| Work required |
Leave out the pictures and repeat the data exactly.

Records
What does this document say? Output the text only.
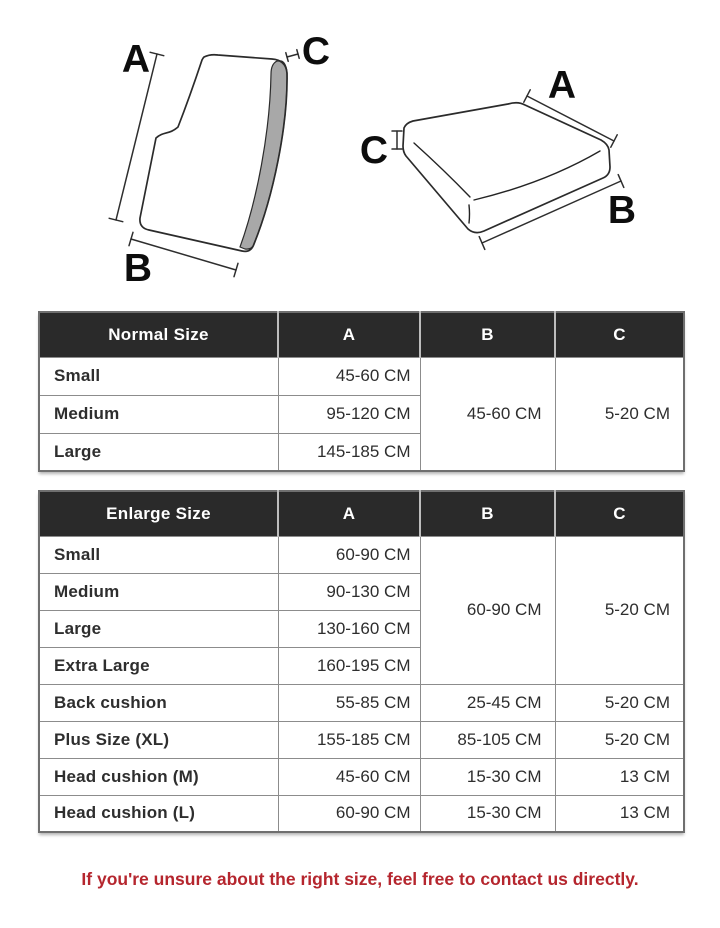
A
B
C
A
B
C
Normal Size	A	B	C
Small	45-60 CM	45-60 CM	5-20 CM
Medium	95-120 CM		
Large	145-185 CM		
Enlarge Size	A	B	C
Small	60-90 CM	60-90 CM	5-20 CM
Medium	90-130 CM		
Large	130-160 CM		
Extra Large	160-195 CM		
Back cushion	55-85 CM	25-45 CM	5-20 CM
Plus Size (XL)	155-185 CM	85-105 CM	5-20 CM
Head cushion (M)	45-60 CM	15-30 CM	13 CM
Head cushion (L)	60-90 CM	15-30 CM	13 CM
If you're unsure about the right size, feel free to contact us directly.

| Solved exercise |
What does this document say? Output the text only.
A
B
C
A
B
C
Normal Size	A	B	C
Small	45-60 CM	45-60 CM	5-20 CM
Medium	95-120 CM		
Large	145-185 CM		
Enlarge Size	A	B	C
Small	60-90 CM	60-90 CM	5-20 CM
Medium	90-130 CM		
Large	130-160 CM		
Extra Large	160-195 CM		
Back cushion	55-85 CM	25-45 CM	5-20 CM
Plus Size (XL)	155-185 CM	85-105 CM	5-20 CM
Head cushion (M)	45-60 CM	15-30 CM	13 CM
Head cushion (L)	60-90 CM	15-30 CM	13 CM
If you're unsure about the right size, feel free to contact us directly.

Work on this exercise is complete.